**Task requirements:**
Each record below is to be reproduced without any change.

**Available data:**
+ + +
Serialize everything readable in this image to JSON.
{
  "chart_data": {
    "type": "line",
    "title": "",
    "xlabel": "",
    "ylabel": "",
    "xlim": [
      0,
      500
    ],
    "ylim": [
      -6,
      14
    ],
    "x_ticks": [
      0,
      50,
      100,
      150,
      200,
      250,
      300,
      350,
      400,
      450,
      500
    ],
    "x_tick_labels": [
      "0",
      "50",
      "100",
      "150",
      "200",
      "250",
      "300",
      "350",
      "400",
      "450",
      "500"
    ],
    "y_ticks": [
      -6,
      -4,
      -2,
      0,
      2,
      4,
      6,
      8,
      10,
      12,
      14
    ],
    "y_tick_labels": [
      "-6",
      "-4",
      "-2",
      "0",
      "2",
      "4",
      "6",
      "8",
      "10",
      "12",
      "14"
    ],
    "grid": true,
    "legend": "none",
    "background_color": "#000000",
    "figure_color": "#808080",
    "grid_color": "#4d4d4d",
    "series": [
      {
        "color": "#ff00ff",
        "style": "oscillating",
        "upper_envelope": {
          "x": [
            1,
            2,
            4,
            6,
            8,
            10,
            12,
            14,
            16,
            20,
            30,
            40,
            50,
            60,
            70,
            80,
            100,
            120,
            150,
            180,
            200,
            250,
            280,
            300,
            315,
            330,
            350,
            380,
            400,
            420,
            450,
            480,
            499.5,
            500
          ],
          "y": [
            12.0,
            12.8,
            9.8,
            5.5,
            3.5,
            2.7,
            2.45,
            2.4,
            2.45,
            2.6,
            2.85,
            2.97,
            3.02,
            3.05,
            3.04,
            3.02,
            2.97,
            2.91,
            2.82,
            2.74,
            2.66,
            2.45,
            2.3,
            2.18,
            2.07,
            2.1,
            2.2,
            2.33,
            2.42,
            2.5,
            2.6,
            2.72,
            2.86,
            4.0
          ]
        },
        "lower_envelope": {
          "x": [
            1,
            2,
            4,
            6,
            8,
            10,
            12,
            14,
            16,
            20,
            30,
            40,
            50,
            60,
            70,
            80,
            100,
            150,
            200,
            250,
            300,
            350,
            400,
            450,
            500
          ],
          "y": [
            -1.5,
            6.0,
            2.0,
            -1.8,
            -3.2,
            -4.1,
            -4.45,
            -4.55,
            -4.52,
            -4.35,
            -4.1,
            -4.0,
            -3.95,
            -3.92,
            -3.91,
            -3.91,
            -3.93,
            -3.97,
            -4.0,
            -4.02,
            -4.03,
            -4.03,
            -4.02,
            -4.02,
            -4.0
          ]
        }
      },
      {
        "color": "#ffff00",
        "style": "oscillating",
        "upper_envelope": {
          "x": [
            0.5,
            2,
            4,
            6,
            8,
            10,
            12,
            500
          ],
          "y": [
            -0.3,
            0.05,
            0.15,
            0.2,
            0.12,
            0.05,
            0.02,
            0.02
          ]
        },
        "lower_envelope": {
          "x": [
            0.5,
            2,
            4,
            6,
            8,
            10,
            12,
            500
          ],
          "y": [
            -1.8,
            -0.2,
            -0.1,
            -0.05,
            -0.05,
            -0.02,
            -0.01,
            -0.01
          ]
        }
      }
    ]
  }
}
+ + +
**Answer for the task:**
Serialize everything readable in this image to JSON.
{
  "chart_data": {
    "type": "line",
    "title": "",
    "xlabel": "",
    "ylabel": "",
    "xlim": [
      0,
      500
    ],
    "ylim": [
      -6,
      14
    ],
    "x_ticks": [
      0,
      50,
      100,
      150,
      200,
      250,
      300,
      350,
      400,
      450,
      500
    ],
    "x_tick_labels": [
      "0",
      "50",
      "100",
      "150",
      "200",
      "250",
      "300",
      "350",
      "400",
      "450",
      "500"
    ],
    "y_ticks": [
      -6,
      -4,
      -2,
      0,
      2,
      4,
      6,
      8,
      10,
      12,
      14
    ],
    "y_tick_labels": [
      "-6",
      "-4",
      "-2",
      "0",
      "2",
      "4",
      "6",
      "8",
      "10",
      "12",
      "14"
    ],
    "grid": true,
    "legend": "none",
    "background_color": "#000000",
    "figure_color": "#808080",
    "grid_color": "#4d4d4d",
    "series": [
      {
        "color": "#ff00ff",
        "style": "oscillating",
        "upper_envelope": {
          "x": [
            1,
            2,
            4,
            6,
            8,
            10,
            12,
            14,
            16,
            20,
            30,
            40,
            50,
            60,
            70,
            80,
            100,
            120,
            150,
            180,
            200,
            250,
            280,
            300,
            315,
            330,
            350,
            380,
            400,
            420,
            450,
            480,
            499.5,
            500
          ],
          "y": [
            12.0,
            12.8,
            9.8,
            5.5,
            3.5,
            2.7,
            2.45,
            2.4,
            2.45,
            2.6,
            2.85,
            2.97,
            3.02,
            3.05,
            3.04,
            3.02,
            2.97,
            2.91,
            2.82,
            2.74,
            2.66,
            2.45,
            2.3,
            2.18,
            2.07,
            2.1,
            2.2,
            2.33,
            2.42,
            2.5,
            2.6,
            2.72,
            2.86,
            4.0
          ]
        },
        "lower_envelope": {
          "x": [
            1,
            2,
            4,
            6,
            8,
            10,
            12,
            14,
            16,
            20,
            30,
            40,
            50,
            60,
            70,
            80,
            100,
            150,
            200,
            250,
            300,
            350,
            400,
            450,
            500
          ],
          "y": [
            -1.5,
            6.0,
            2.0,
            -1.8,
            -3.2,
            -4.1,
            -4.45,
            -4.55,
            -4.52,
            -4.35,
            -4.1,
            -4.0,
            -3.95,
            -3.92,
            -3.91,
            -3.91,
            -3.93,
            -3.97,
            -4.0,
            -4.02,
            -4.03,
            -4.03,
            -4.02,
            -4.02,
            -4.0
          ]
        }
      },
      {
        "color": "#ffff00",
        "style": "oscillating",
        "upper_envelope": {
          "x": [
            0.5,
            2,
            4,
            6,
            8,
            10,
            12,
            500
          ],
          "y": [
            -0.3,
            0.05,
            0.15,
            0.2,
            0.12,
            0.05,
            0.02,
            0.02
          ]
        },
        "lower_envelope": {
          "x": [
            0.5,
            2,
            4,
            6,
            8,
            10,
            12,
            500
          ],
          "y": [
            -1.8,
            -0.2,
            -0.1,
            -0.05,
            -0.05,
            -0.02,
            -0.01,
            -0.01
          ]
        }
      }
    ]
  }
}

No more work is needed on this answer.